Государственная тайна пенсионерки
Шрифт:
Что-то подобное произошло с Цюй Цюбо (надеюсь, что не путаю его фамилию; в семидесятые о нем писал синолог Л. П. Делюсин). Он учился в революционной Москве, увлекся - и стал одним из основателей китайской компартии. Потом произошел разрыв с Чан Кайши, Цюй Цюбо схватили, пытали... Он выдержал пытки, никого не предал. И тут случилось странное для нас дело (но совершенно обычное в Китае): ему предложили бумагу, тушь, кисточку написать то, что хочется, перед смертью. В Китае нет физических прав личности, но есть твердое правило хранить духовный облик замечательных людей, оставивших след в истории. Это очень древний обычай, и Чан Кайши остался ему верен. Цюй Цюбо взял кисточку - и написал, что он выполнил долг перед товарищами. Но ему глубоко жаль, что пришлось ввязаться в политику. Он любил стихи, любил живопись, - зачем, зачем он все это бросил! Нечто очень сходное говорил Бухарин на очной ставке со своим учеником Александром Айхенвальдом: не пишите ни о политике, ни об экономике, думайте и пишите о человеке! Если довести эту мысль до конца - бросьте бренное! Думайте
В Ольге Григорьевне этот поворот к вечному начался - но остановился на половине пути. И я могу только догадываться, почему так случилось. Однажды я спросил ее, почему она не пишет воспоминаний. Она ответила мне: я посвятила жизнь ложному делу, и мне не хочется об этом вспоминать. Однако она очень охотно вспоминала отдельные эпизоды. Просила только детей, чтобы не записывали (видимо, помнила обязательство не разглашать; но рассказы - это тоже разглашение).

ПИСЬМЕННОЕ ЗАДАНИЕ 1
Что ответила Ольга Григорьевна в тексте о Цюй Цюбо и Ольге Григорьевне на вопрос, почему она не пишет воспоминаний?
ПИСЬМЕННОЕ ЗАДАНИЕ 2
Продолжите текст о Цюй Цюбо и Ольге Григорьевне, начав сразу после его последнего предложения.

БЛОК ДАННЫХ

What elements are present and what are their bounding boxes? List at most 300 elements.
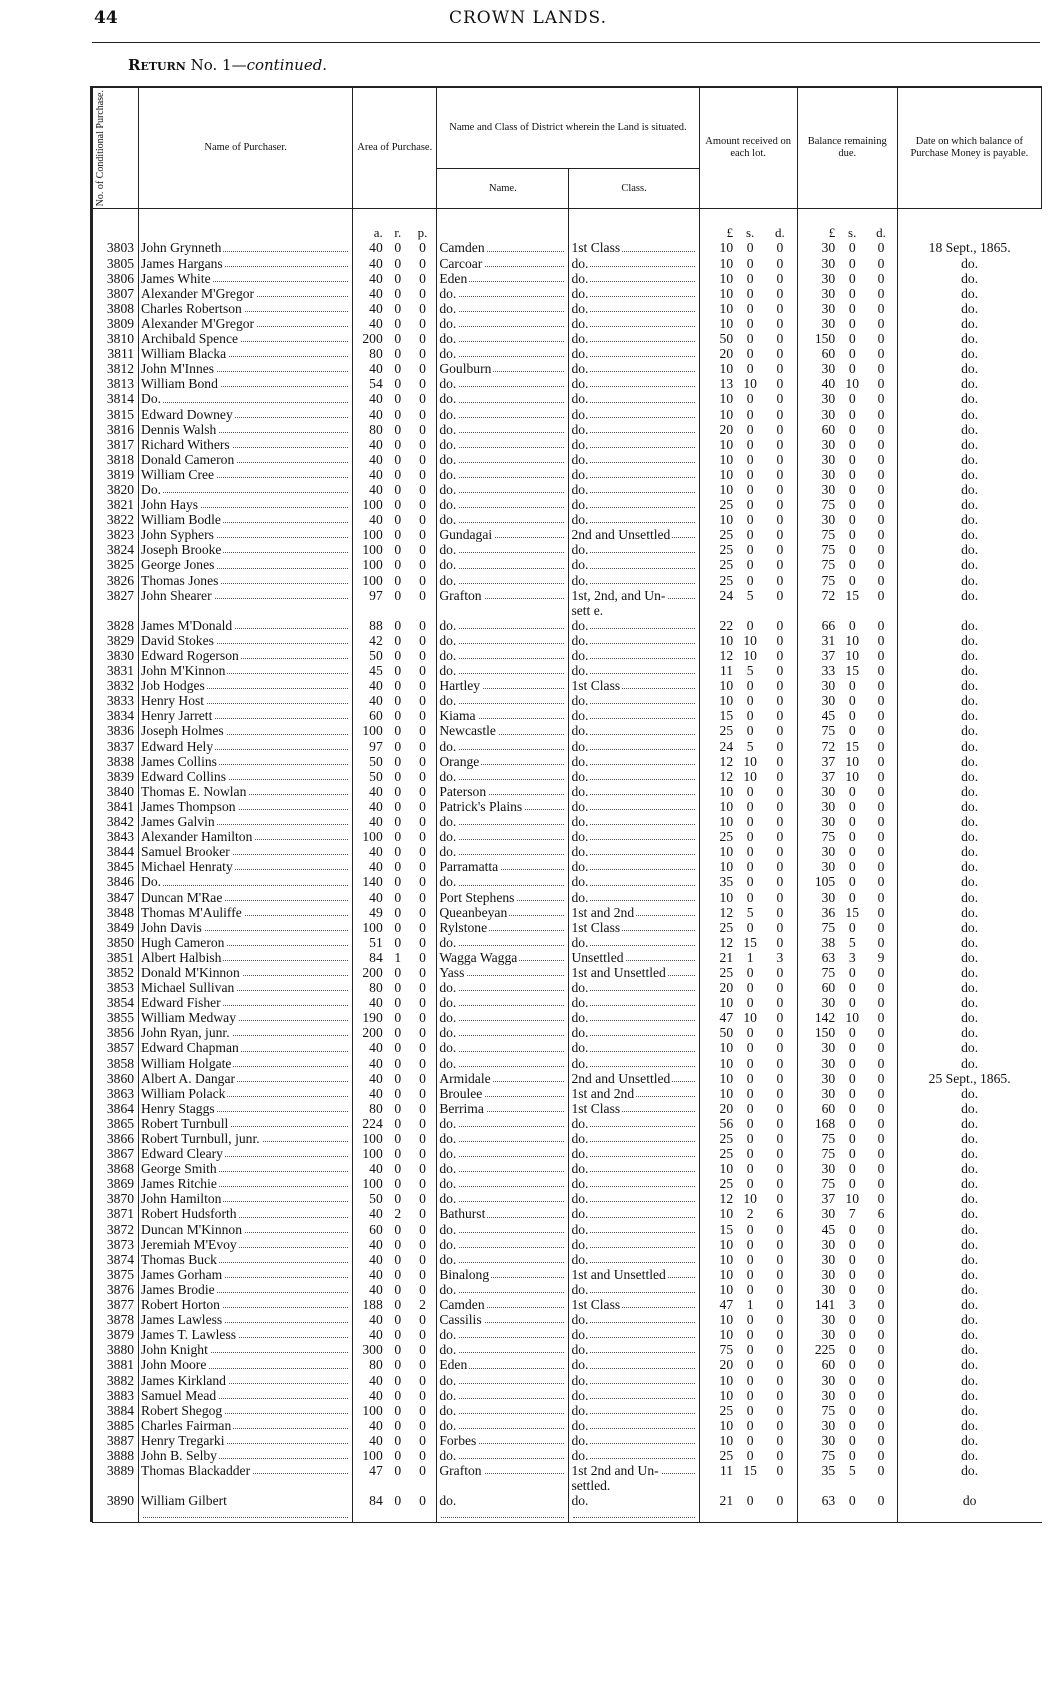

ПИСЬМЕННЫЙ ОТВЕТ 1
Она сказала, что посвятила жизнь ложному делу и ей не хочется об этом вспоминать.

ПИСЬМЕННЫЙ ОТВЕТ 2
Приведу две истории, которых нет в записях детей. Первая история - как ее уломали подписать хоть что-нибудь. Пытать ее начальник запрещал. Возможно, она ему понравилась. Так бывает. Но придумана была нравственная пытка: приводили заключенного, и он умолял ее подписать, иначе его убьют. Она отказывалась, и его убивали. Потом приводили второго... На третий раз она согласилась подписать поданную ей нелепость.
Другая история - рассказ о встрече с Маленковым. Собственно, интересных встреч было три. Первая - заочная. Мирзоян (тогда - секретарь ЦК Казахстана) был вызван к Маленкову, зашел - и увидел на столе список с запросом санкции ЦК на арест. Заглянул - и увидел там имена Сурена Агамирова и Ольги Шатуновской. В 1937 году было ясно, что правду искать бесполезно. Зачем-то уничтожают героев бакинского подполья. Мирзоян встретил Агамирова и попросил предупредить Олю - у нее трое детей, пусть вызовет из Баку мать. И тогда Ольга Григорьевна в последний раз увидела Сурена, друга своей юности. Вместе играли в горелки, вместе были присуждены к повешению и отпущены во Владикавказ (тогда остававшийся красным). Вместе вернулись в Баку. Вместе создавали связь с Москвой. Вместе бунтовали против Наримана Нариманова. И наконец стали жить вместе. Их считали мужем и женой. Но Оля не хотела ничего, кроме нежности, а Сурен, направленный в другой город, не устоял там перед девушками; они просто вешались ему на шею. Все умоляли Олю простить. Все любовались этой прекрасной парой. Но Оля не простила. Чтобы отрезать возможность новых упрашиваний Сурена, сказала, что сблизилась с одним из своих поклонников, с Кутьиным. И потом действительно вышла за него замуж, родила троих детей... В 1937 году Сурен пришел, гладил детей по головкам и говорил: "Оля, Оля, что ты наделала! Это могли быть наши дети!.." Ольга Григорьевна пересказывала эту сцену без комментариев.
Став членом Парткомиссии, она затребовала дело Агамирова. Всего три допроса. На первом - все отрицал. На втором - все отрицал. На третьем признал, что разрушал домны. Трибунал, расстрел. Ольга Григорьевна навела справки: никаких разрушений не было.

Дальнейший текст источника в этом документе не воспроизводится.